From the listing below, extract each entry exactly as written, minus the images.
---- MATERIAL PROVIDED
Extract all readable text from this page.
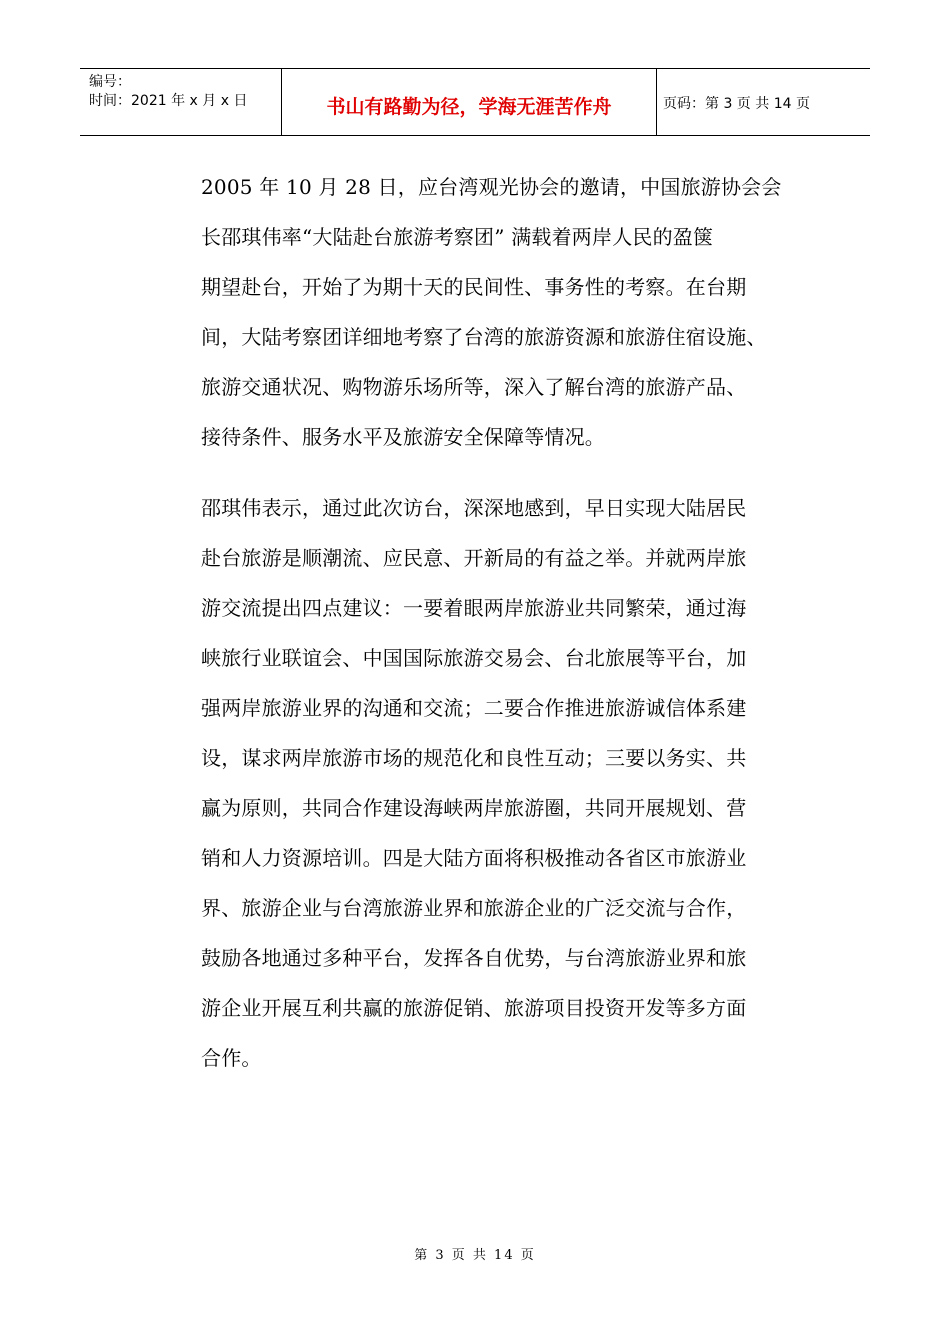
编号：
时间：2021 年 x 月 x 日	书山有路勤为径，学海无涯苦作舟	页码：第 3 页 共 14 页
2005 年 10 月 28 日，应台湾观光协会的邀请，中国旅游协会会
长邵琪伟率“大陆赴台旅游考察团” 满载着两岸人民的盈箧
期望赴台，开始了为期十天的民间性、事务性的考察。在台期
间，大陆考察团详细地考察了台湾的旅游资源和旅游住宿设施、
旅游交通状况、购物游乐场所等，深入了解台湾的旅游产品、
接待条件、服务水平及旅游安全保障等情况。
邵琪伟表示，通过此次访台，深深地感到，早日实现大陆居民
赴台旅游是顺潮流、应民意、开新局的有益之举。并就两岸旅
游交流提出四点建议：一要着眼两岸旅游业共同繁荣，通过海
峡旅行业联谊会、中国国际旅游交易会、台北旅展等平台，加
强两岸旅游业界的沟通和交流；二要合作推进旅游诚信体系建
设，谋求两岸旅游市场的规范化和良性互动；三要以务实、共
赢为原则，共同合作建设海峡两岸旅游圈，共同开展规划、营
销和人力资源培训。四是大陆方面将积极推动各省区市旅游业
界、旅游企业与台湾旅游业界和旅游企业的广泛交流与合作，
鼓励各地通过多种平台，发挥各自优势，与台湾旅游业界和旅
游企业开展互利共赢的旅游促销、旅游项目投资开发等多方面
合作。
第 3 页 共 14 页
--------
§ **SOLUTION BELOW**
Extract all readable text from this page.
编号：
时间：2021 年 x 月 x 日	书山有路勤为径，学海无涯苦作舟	页码：第 3 页 共 14 页
2005 年 10 月 28 日，应台湾观光协会的邀请，中国旅游协会会
长邵琪伟率“大陆赴台旅游考察团” 满载着两岸人民的盈箧
期望赴台，开始了为期十天的民间性、事务性的考察。在台期
间，大陆考察团详细地考察了台湾的旅游资源和旅游住宿设施、
旅游交通状况、购物游乐场所等，深入了解台湾的旅游产品、
接待条件、服务水平及旅游安全保障等情况。
邵琪伟表示，通过此次访台，深深地感到，早日实现大陆居民
赴台旅游是顺潮流、应民意、开新局的有益之举。并就两岸旅
游交流提出四点建议：一要着眼两岸旅游业共同繁荣，通过海
峡旅行业联谊会、中国国际旅游交易会、台北旅展等平台，加
强两岸旅游业界的沟通和交流；二要合作推进旅游诚信体系建
设，谋求两岸旅游市场的规范化和良性互动；三要以务实、共
赢为原则，共同合作建设海峡两岸旅游圈，共同开展规划、营
销和人力资源培训。四是大陆方面将积极推动各省区市旅游业
界、旅游企业与台湾旅游业界和旅游企业的广泛交流与合作，
鼓励各地通过多种平台，发挥各自优势，与台湾旅游业界和旅
游企业开展互利共赢的旅游促销、旅游项目投资开发等多方面
合作。
第 3 页 共 14 页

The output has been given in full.